Input rows:
──────────
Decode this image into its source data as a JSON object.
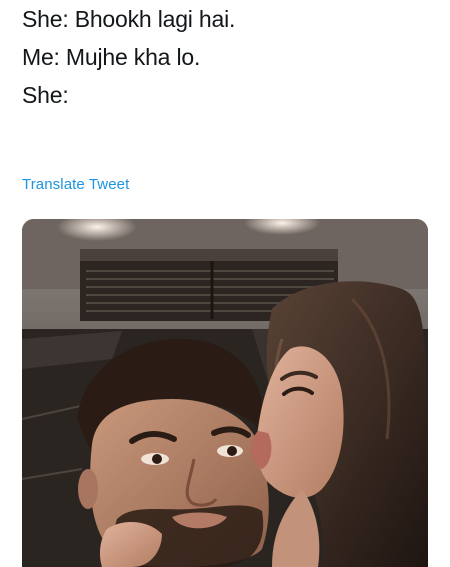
{
  "tweet": {
    "lines": [
      "She: Bhookh lagi hai.",
      "Me: Mujhe kha lo.",
      "She:"
    ],
    "translate_label": "Translate Tweet"
  },
  "media": {
    "icon": "photo-image"
  },
  "colors": {
    "text": "#14171a",
    "link": "#1b95e0",
    "background": "#ffffff"
  }
}
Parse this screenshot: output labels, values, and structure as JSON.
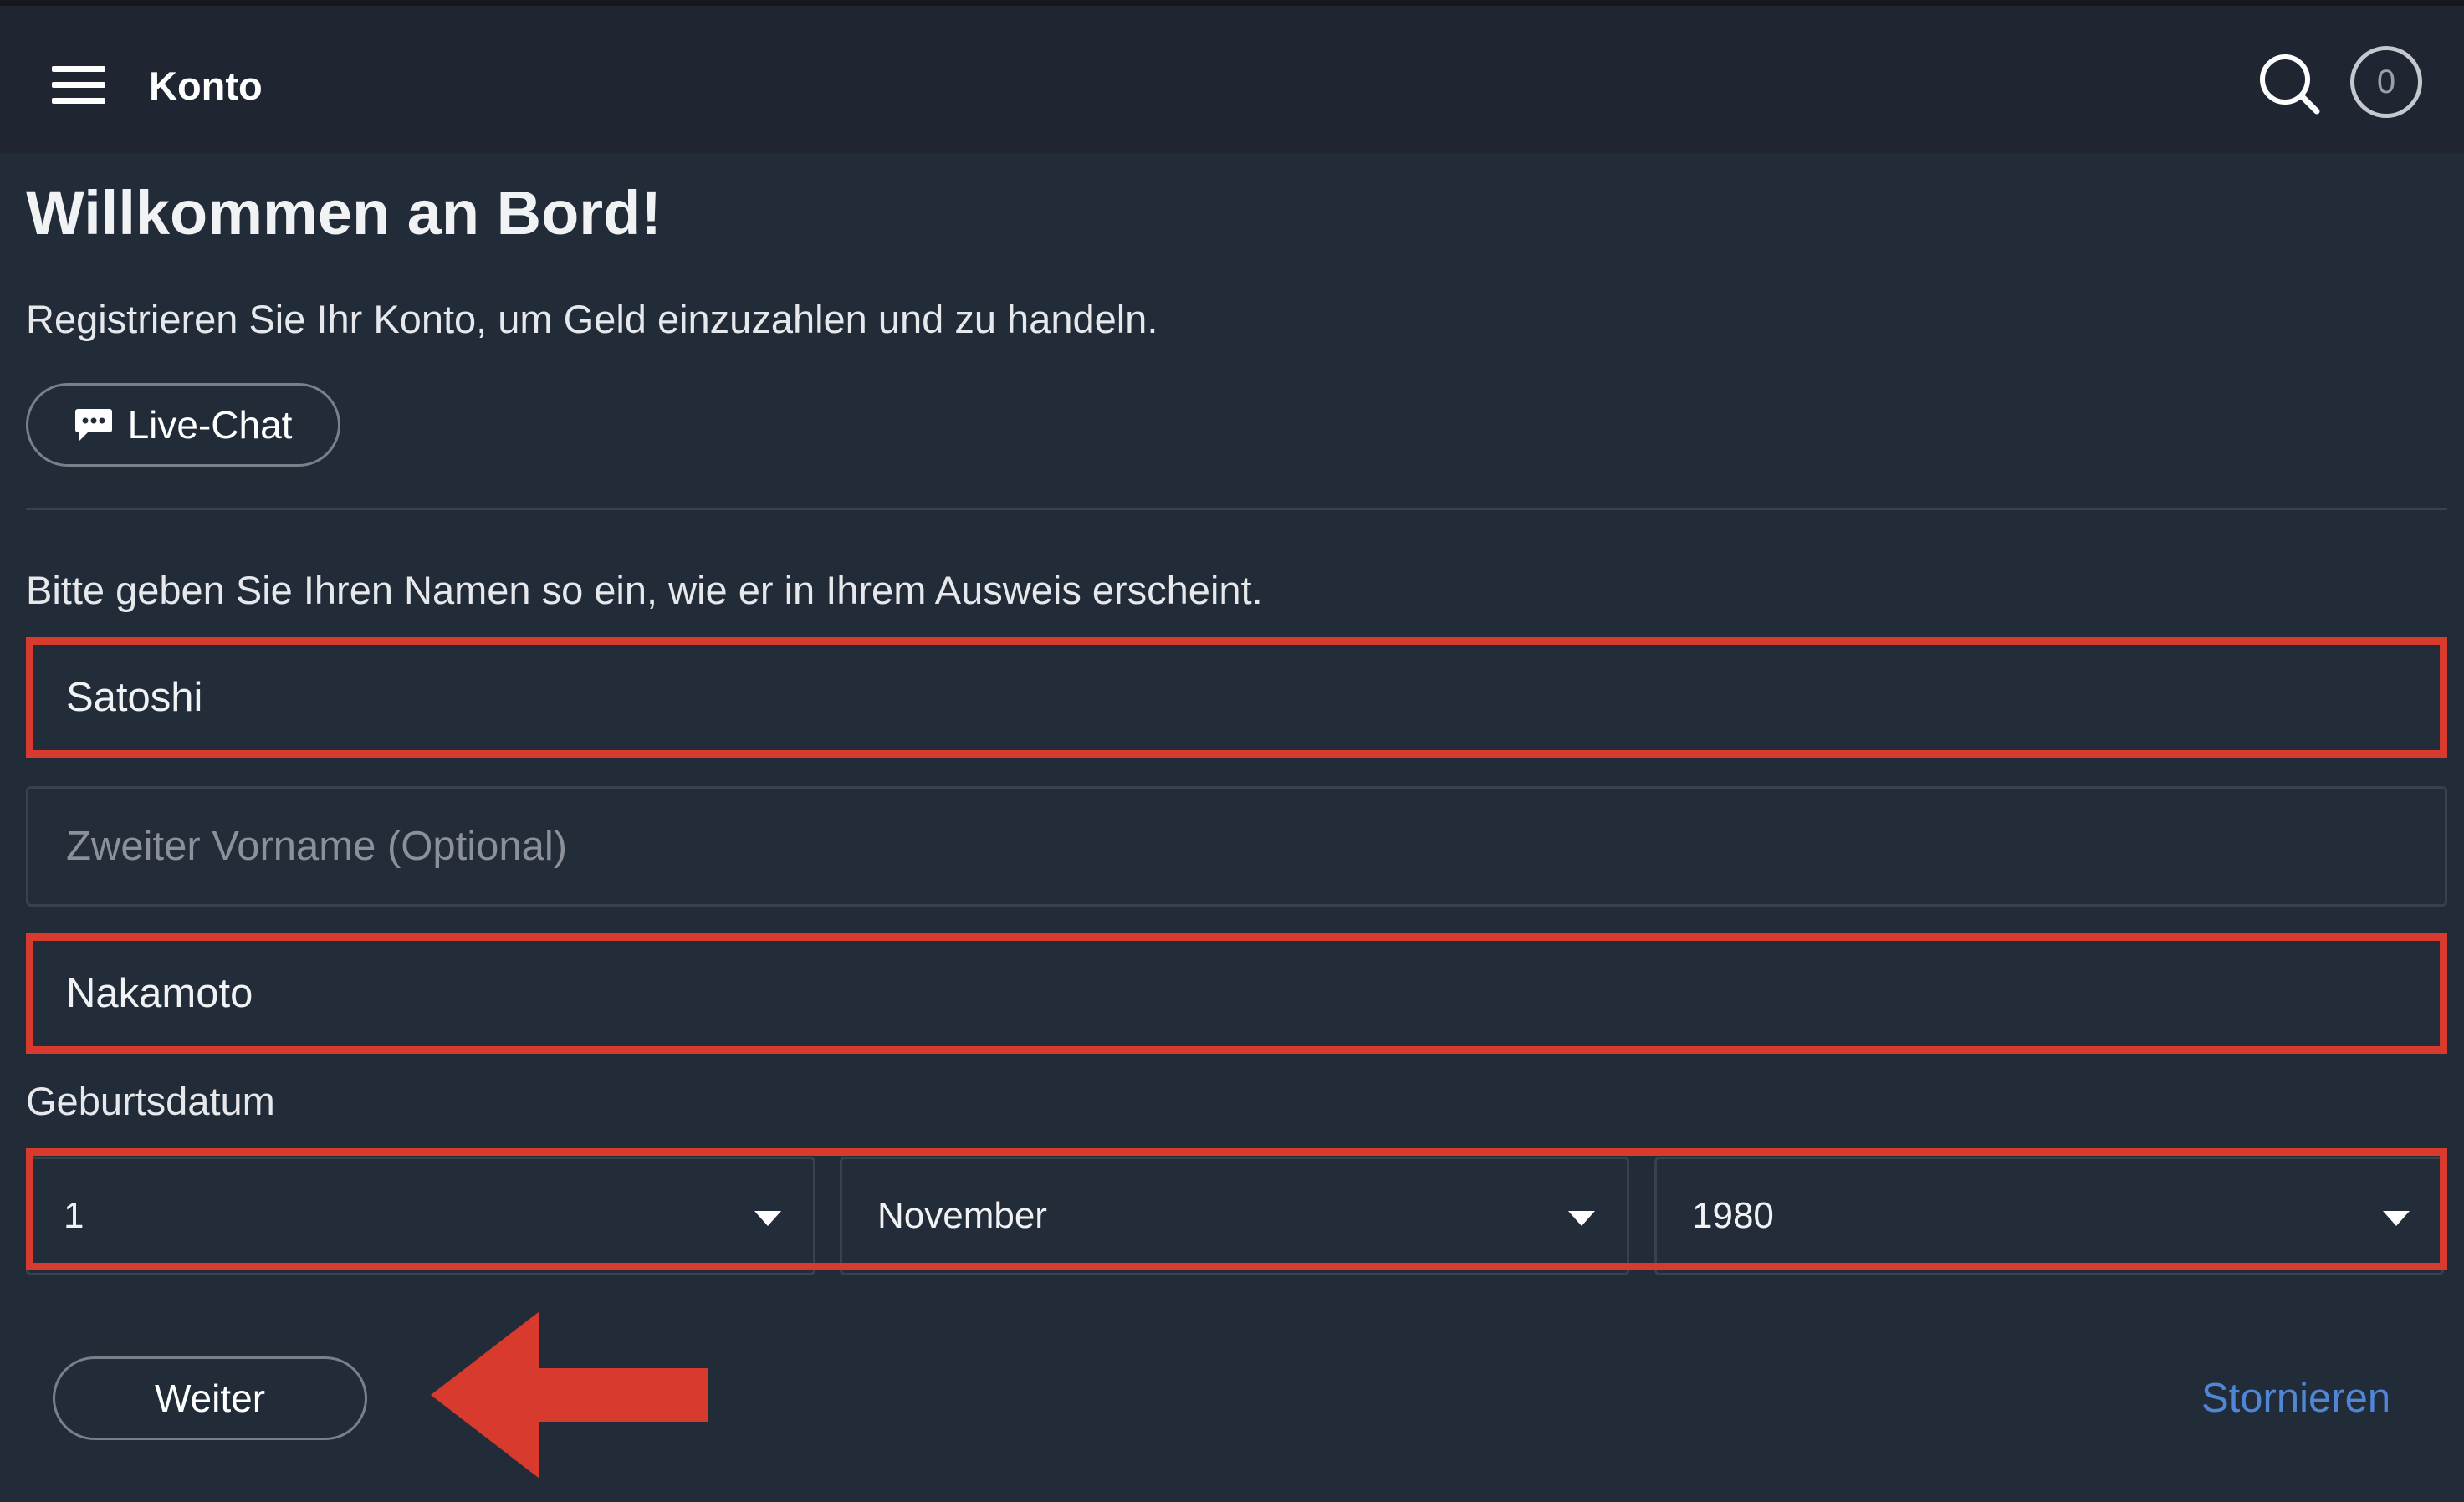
──────────
Task directions:
Replicate the material above verbatim; images stay out of the copy.

Worked solution:
Decode this image into its source data as a JSON object.
{
  "tweet": {
    "lines": [
      "She: Bhookh lagi hai.",
      "Me: Mujhe kha lo.",
      "She:"
    ],
    "translate_label": "Translate Tweet"
  },
  "media": {
    "icon": "photo-image"
  },
  "colors": {
    "text": "#14171a",
    "link": "#1b95e0",
    "background": "#ffffff"
  }
}
Parse this screenshot: output labels, values, and structure as JSON.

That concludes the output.